Source excerpt:
Re: Two fast queries get slow when combined

From
Tom Lane
Date:
cluster <skrald@amossen.dk> writes:
> Queries and output from EXPLAIN ANALYZE can be seen here with some
> syntax highlighting:
>     http://rafb.net/p/BJIW4p69.html

You are lying to us about how those queries were posed to Postgres
(and no I don't feel a need to explain how I know).  In future please
present the full truth about what you are doing, not a simplification
that you think is sufficient.

But I think the short answer to your question is that query 1 is fast
because it need only select the first 50 rows in some ordering, and
query 2 is fast because it need only select the first 50 rows in
some ordering, but they are not the same ordering so the join query
doesn't get to exploit that shortcut.

            regards, tom lane

Re: Two fast queries get slow when combined

From
cluster
Date:
> There's something odd about that plan. It's doing both a seq scan and a
> bitmap scan on "items", but I can't see stats table being mentioned
> anywhere.

Huh? Aaah, sorry. I made a major search/replace-refactoring (that
obviously went wrong) on all open files in the editor before posting to
this newsgroup, and one of these files was my preparation of the queries
and planner output. Damn.
Sorry for wasting your time! :-(

However, your suggestion worked perfectly. Thanks a lot!

Re: Two fast queries get slow when combined

From
cluster
Date:
> You are lying to us about how those queries were posed to Postgres
> (and no I don't feel a need to explain how I know).

Sorry. The "lying" was not intended as explained in my reply to Heikku.

Thanks for the tips anyways.

Stored rows:
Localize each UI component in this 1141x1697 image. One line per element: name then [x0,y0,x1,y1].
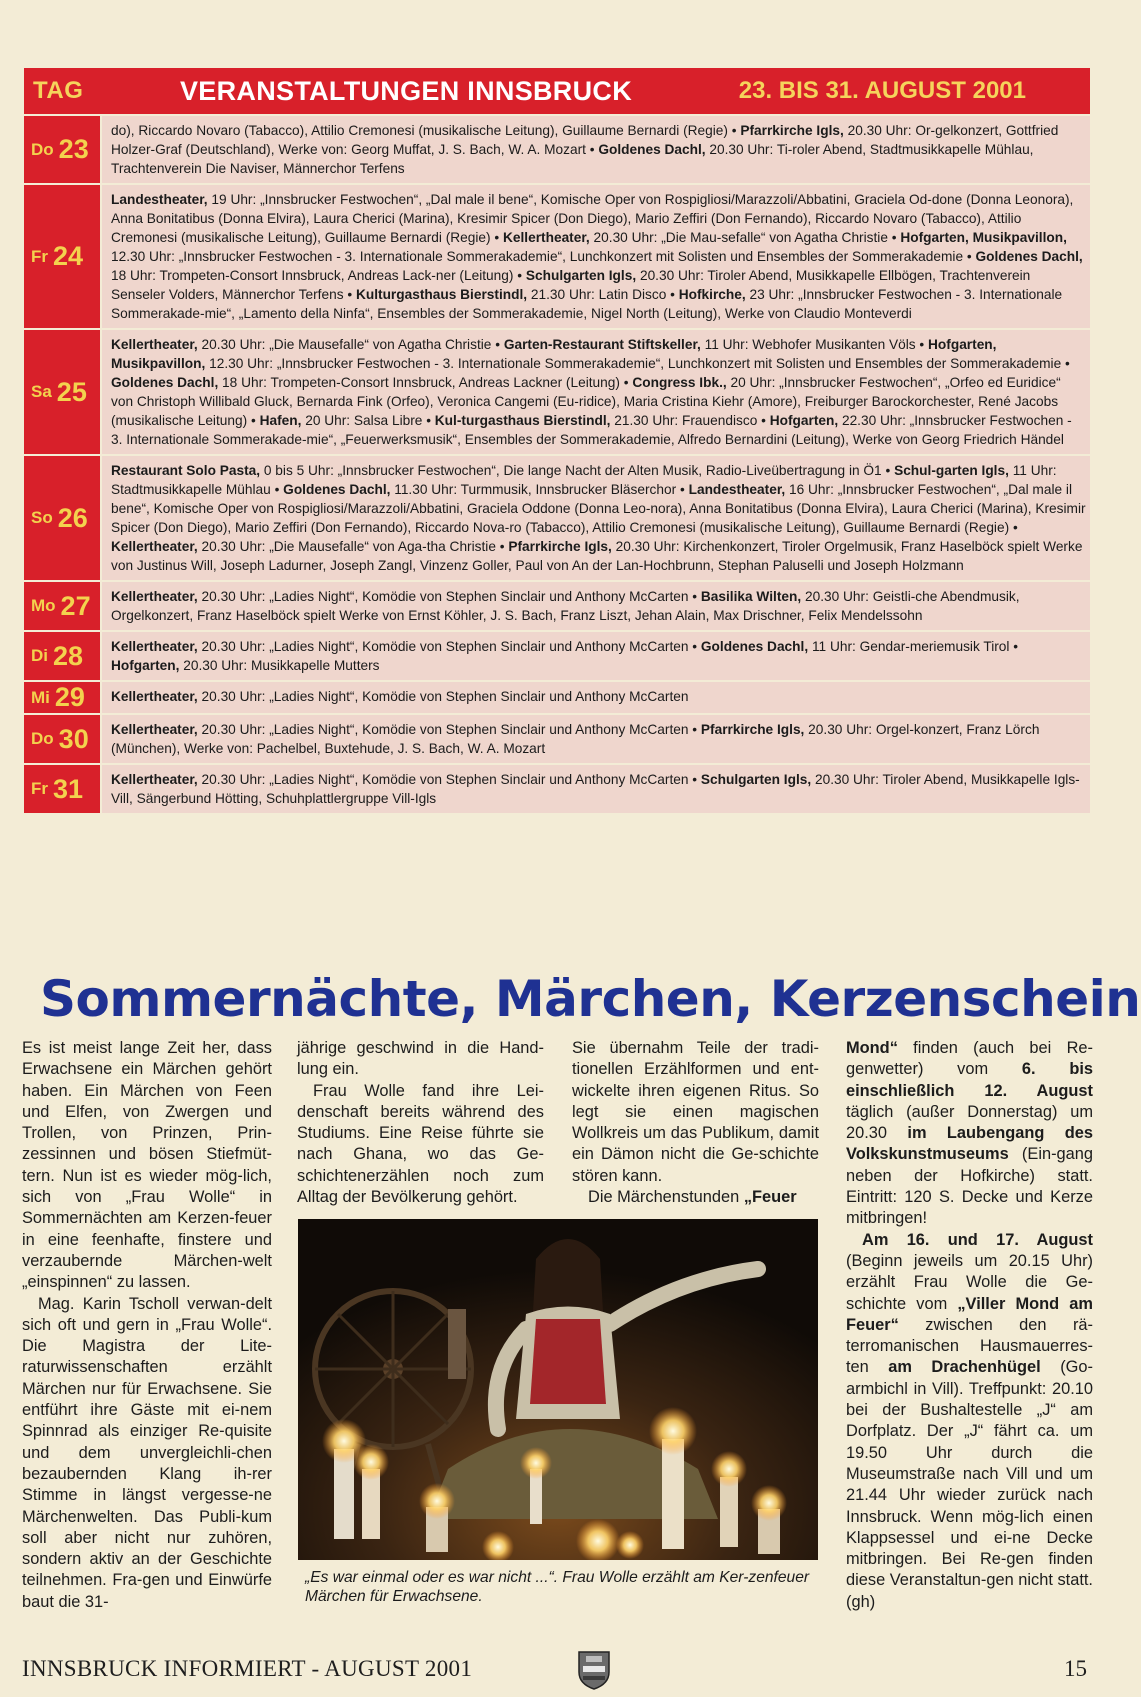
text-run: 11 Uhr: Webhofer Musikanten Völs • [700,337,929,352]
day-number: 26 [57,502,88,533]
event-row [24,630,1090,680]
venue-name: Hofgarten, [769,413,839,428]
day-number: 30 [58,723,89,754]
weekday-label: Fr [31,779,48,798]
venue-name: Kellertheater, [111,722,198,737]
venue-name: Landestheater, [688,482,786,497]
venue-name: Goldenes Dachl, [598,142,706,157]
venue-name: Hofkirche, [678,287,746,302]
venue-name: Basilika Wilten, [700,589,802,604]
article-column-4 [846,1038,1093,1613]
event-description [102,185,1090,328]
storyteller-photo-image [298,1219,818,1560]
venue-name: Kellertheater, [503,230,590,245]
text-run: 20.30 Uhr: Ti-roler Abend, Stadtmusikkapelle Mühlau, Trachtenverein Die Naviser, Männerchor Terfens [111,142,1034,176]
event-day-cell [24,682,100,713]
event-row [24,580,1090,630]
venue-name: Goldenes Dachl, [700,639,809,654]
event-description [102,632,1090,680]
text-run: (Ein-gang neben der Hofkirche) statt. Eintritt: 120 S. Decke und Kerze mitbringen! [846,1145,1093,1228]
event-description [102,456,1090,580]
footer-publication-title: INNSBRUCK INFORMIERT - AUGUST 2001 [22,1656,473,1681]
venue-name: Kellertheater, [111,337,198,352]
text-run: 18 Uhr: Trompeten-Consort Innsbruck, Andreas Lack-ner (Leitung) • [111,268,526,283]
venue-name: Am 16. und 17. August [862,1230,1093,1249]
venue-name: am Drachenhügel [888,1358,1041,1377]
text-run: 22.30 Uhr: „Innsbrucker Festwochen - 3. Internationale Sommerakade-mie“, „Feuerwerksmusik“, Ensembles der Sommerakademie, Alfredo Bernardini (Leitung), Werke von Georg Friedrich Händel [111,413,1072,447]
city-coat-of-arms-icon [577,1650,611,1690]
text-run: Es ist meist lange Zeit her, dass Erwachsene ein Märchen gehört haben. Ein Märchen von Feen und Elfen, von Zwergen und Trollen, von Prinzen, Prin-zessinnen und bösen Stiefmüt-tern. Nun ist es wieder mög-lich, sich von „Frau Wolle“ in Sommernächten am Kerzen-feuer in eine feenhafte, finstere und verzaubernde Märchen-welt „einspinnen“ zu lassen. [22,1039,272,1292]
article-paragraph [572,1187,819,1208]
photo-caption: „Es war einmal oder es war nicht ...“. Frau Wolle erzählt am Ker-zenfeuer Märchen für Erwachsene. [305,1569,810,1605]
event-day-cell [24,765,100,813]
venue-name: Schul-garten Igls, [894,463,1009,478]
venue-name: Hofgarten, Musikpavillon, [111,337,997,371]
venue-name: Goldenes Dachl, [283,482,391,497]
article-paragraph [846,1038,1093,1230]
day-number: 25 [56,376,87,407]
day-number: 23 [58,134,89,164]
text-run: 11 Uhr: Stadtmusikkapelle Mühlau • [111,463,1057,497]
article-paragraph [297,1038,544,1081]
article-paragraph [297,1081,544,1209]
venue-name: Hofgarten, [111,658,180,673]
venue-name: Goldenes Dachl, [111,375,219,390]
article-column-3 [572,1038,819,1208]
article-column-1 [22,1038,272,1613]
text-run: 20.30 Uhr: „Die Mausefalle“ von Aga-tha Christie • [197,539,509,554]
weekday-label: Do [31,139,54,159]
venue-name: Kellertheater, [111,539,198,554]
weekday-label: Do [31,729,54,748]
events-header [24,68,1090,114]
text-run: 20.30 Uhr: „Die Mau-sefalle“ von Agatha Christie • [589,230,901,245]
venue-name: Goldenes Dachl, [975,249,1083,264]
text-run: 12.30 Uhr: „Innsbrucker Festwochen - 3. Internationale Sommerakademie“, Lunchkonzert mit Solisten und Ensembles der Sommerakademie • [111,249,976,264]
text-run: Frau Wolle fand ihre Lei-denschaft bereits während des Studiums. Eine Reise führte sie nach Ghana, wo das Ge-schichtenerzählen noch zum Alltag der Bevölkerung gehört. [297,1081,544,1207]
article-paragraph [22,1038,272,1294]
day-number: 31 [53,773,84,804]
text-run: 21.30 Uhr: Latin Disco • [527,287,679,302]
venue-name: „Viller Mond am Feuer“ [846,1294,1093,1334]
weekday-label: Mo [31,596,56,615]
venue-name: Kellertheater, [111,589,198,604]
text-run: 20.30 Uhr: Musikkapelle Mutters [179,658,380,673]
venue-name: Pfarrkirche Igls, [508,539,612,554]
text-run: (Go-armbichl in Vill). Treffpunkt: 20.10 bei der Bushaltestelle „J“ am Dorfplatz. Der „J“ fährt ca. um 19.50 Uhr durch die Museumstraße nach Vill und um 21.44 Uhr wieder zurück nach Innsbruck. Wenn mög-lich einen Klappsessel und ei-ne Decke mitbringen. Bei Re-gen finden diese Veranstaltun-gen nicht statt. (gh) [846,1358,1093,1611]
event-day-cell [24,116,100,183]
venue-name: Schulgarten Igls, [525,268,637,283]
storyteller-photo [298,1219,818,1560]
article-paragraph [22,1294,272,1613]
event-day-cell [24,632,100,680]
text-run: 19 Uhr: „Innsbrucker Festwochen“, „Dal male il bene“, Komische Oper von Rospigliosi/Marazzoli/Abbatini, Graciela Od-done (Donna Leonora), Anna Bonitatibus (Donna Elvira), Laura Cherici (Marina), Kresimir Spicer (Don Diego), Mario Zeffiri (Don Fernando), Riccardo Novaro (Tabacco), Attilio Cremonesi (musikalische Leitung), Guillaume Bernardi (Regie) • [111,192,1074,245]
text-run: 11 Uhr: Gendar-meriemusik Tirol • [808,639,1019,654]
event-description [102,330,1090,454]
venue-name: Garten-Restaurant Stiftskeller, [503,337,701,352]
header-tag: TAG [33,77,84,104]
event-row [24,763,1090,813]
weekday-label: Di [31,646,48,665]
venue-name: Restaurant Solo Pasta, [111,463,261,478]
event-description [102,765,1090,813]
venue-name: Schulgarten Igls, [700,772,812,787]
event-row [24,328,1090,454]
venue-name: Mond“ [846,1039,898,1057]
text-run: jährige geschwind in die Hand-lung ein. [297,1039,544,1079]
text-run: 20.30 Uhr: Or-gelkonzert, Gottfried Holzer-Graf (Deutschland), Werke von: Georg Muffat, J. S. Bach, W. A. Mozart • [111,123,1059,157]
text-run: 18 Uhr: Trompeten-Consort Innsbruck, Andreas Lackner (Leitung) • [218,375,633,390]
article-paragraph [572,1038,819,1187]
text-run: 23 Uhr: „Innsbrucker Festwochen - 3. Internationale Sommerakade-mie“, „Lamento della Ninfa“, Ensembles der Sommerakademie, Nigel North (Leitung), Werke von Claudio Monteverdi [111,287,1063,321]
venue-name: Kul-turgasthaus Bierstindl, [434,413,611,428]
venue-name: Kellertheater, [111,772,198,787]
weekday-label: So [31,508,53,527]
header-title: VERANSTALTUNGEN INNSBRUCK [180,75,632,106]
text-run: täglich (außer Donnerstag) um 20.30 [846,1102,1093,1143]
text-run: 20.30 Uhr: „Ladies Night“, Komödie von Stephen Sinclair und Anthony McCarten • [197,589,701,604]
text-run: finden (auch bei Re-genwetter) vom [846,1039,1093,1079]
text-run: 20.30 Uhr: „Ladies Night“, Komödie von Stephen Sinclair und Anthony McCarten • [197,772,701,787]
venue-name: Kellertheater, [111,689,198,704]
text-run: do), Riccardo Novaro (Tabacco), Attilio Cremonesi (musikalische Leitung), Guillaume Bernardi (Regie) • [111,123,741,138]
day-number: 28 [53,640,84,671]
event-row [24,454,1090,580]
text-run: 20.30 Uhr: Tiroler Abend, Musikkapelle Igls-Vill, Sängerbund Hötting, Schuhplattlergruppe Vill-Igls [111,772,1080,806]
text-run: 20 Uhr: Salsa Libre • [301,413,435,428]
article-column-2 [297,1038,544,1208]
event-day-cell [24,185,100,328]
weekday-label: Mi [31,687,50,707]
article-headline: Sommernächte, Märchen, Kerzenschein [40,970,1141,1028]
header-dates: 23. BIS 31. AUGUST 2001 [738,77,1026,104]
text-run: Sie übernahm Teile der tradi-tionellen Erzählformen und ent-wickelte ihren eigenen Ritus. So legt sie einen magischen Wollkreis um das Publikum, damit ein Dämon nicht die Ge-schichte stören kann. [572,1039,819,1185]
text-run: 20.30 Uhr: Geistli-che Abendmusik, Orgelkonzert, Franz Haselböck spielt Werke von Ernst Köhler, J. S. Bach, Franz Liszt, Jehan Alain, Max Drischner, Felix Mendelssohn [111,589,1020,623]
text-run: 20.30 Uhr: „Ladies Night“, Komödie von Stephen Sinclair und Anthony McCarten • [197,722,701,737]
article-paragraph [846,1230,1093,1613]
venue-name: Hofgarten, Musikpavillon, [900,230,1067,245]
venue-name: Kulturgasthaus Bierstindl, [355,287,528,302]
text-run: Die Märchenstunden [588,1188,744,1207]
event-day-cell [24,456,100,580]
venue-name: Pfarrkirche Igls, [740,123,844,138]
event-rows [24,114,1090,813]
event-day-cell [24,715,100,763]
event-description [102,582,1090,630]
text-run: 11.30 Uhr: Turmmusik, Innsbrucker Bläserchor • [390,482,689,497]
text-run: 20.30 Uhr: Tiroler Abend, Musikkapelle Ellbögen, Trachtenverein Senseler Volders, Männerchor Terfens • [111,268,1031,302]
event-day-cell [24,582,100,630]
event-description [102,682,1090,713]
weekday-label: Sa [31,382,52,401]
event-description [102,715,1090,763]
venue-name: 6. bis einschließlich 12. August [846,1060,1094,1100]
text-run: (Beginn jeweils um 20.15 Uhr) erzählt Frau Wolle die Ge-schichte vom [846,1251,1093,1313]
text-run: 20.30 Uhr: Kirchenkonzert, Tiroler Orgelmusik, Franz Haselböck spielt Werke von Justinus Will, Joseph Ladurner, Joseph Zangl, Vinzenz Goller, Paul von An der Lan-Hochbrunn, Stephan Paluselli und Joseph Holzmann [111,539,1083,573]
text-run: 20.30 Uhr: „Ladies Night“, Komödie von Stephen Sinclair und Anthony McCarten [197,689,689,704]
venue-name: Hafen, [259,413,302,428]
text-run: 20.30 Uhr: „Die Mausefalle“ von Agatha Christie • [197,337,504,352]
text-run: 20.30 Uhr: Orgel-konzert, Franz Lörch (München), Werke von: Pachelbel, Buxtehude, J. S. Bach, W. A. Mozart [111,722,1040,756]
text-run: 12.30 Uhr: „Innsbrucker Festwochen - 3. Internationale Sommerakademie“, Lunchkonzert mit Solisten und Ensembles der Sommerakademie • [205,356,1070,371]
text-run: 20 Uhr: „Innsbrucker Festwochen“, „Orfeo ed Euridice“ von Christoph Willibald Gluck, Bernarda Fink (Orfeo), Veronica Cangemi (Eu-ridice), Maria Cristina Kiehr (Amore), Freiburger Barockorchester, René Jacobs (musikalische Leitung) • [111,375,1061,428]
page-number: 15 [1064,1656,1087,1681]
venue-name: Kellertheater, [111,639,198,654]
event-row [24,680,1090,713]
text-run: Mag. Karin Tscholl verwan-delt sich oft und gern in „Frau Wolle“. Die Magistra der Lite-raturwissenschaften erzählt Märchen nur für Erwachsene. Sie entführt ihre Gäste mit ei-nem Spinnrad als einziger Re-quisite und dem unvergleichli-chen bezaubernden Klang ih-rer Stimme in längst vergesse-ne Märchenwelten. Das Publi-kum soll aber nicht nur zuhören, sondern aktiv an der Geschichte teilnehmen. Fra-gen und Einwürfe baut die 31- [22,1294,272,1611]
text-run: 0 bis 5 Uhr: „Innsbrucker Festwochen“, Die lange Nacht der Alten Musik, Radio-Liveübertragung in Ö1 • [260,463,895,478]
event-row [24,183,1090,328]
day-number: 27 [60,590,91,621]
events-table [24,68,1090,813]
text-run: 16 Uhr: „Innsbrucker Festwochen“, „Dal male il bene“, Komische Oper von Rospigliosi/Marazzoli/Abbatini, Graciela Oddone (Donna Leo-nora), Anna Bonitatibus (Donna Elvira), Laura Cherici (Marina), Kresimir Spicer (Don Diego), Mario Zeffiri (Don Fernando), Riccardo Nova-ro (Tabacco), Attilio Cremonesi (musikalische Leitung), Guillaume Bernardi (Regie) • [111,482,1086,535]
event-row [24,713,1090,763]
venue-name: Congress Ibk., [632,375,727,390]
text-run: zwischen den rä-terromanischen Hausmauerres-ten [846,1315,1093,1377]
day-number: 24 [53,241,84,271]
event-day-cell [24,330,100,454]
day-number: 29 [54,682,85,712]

Instructions to follow: Reproduce everything in the Postgres thread from "Sorry for wasting" down to "reply to Heikku.". The listing comes from a separate source.

Output for this task:
Sorry for wasting your time! :-(

However, your suggestion worked perfectly. Thanks a lot!

Re: Two fast queries get slow when combined

From
cluster
Date:
> You are lying to us about how those queries were posed to Postgres
> (and no I don't feel a need to explain how I know).

Sorry. The "lying" was not intended as explained in my reply to Heikku.